◆ Entries provided ◆
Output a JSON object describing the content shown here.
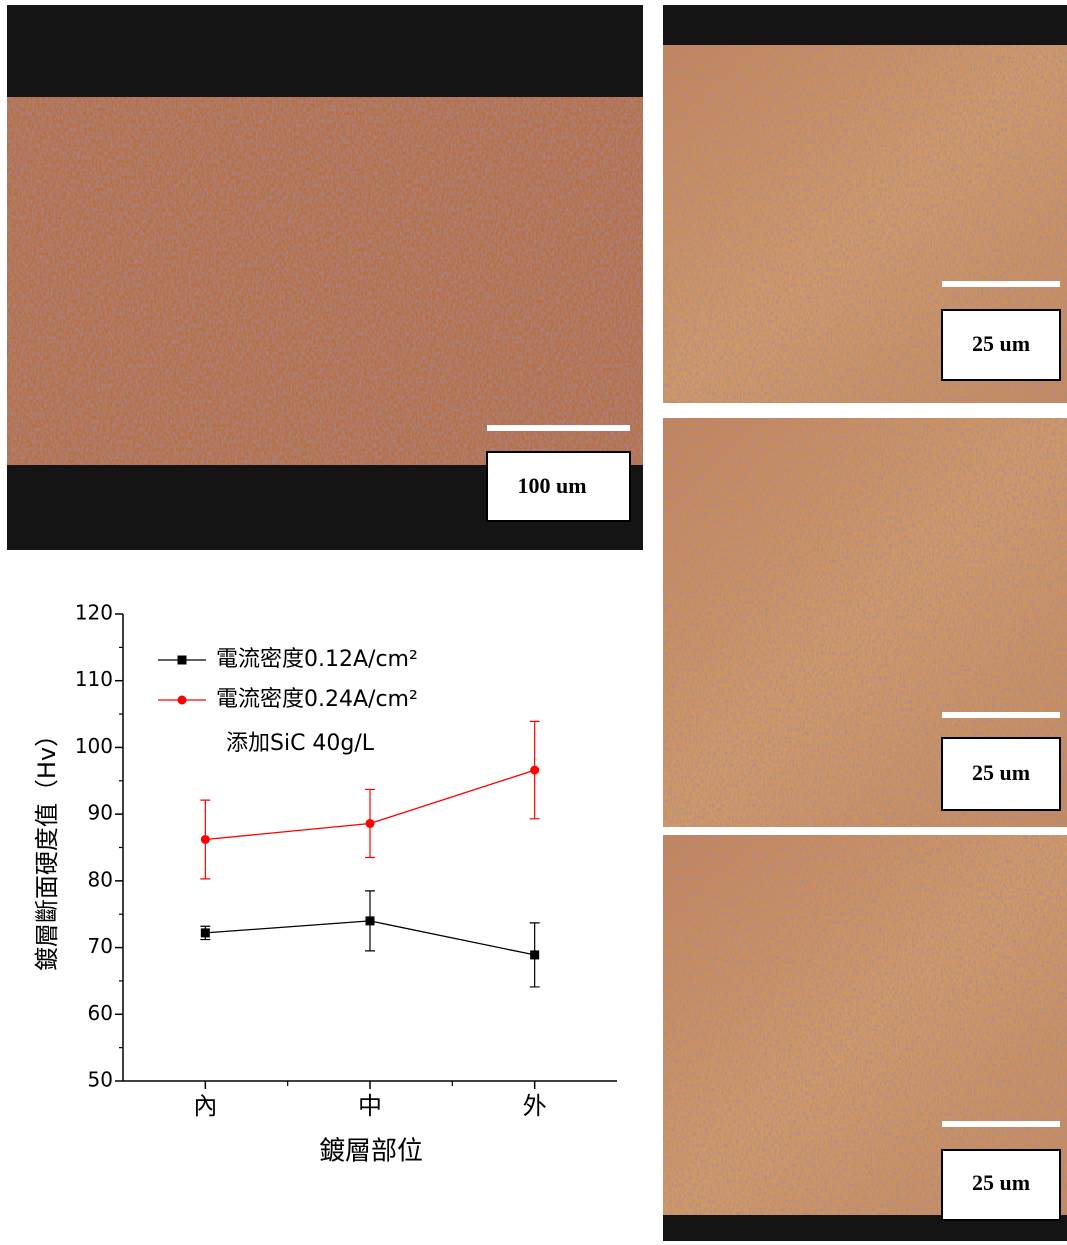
{
  "micrographs": [
    {
      "scale_label": "100 um"
    },
    {
      "scale_label": "25 um"
    },
    {
      "scale_label": "25 um"
    },
    {
      "scale_label": "25 um"
    }
  ],
  "chart_data": {
    "type": "line",
    "x_label": "鍍層部位",
    "y_label": "鍍層斷面硬度值（Hv）",
    "categories": [
      "內",
      "中",
      "外"
    ],
    "series": [
      {
        "name": "電流密度0.12A/cm²",
        "color": "#000000",
        "marker": "square",
        "values": [
          72.2,
          74.0,
          68.9
        ],
        "errors": [
          1.0,
          4.5,
          4.8
        ]
      },
      {
        "name": "電流密度0.24A/cm²",
        "color": "#ff0000",
        "marker": "circle",
        "values": [
          86.2,
          88.6,
          96.6
        ],
        "errors": [
          5.9,
          5.1,
          7.3
        ]
      }
    ],
    "legend_note": "添加SiC 40g/L",
    "ylim": [
      50,
      120
    ],
    "yticks": [
      50,
      60,
      70,
      80,
      90,
      100,
      110,
      120
    ]
  }
}
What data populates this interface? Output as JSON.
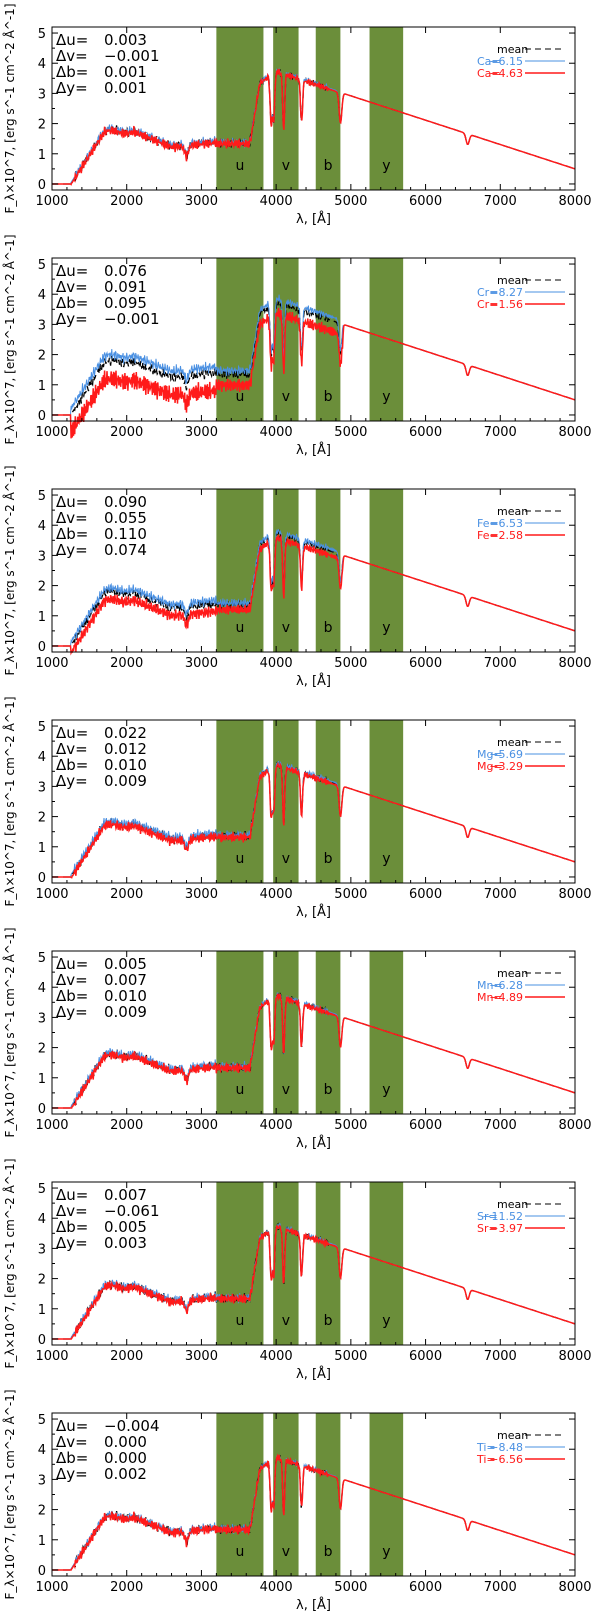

◆ Exercise objective ◆
Make an exact copy of all the material, but keep the pictures out of it.

◆ Answer for the task ◆
Output a JSON object describing the content shown here.
{
  "micrographs": [
    {
      "scale_label": "100 um"
    },
    {
      "scale_label": "25 um"
    },
    {
      "scale_label": "25 um"
    },
    {
      "scale_label": "25 um"
    }
  ],
  "chart_data": {
    "type": "line",
    "x_label": "鍍層部位",
    "y_label": "鍍層斷面硬度值（Hv）",
    "categories": [
      "內",
      "中",
      "外"
    ],
    "series": [
      {
        "name": "電流密度0.12A/cm²",
        "color": "#000000",
        "marker": "square",
        "values": [
          72.2,
          74.0,
          68.9
        ],
        "errors": [
          1.0,
          4.5,
          4.8
        ]
      },
      {
        "name": "電流密度0.24A/cm²",
        "color": "#ff0000",
        "marker": "circle",
        "values": [
          86.2,
          88.6,
          96.6
        ],
        "errors": [
          5.9,
          5.1,
          7.3
        ]
      }
    ],
    "legend_note": "添加SiC 40g/L",
    "ylim": [
      50,
      120
    ],
    "yticks": [
      50,
      60,
      70,
      80,
      90,
      100,
      110,
      120
    ]
  }
}
What data populates this interface? Output as JSON.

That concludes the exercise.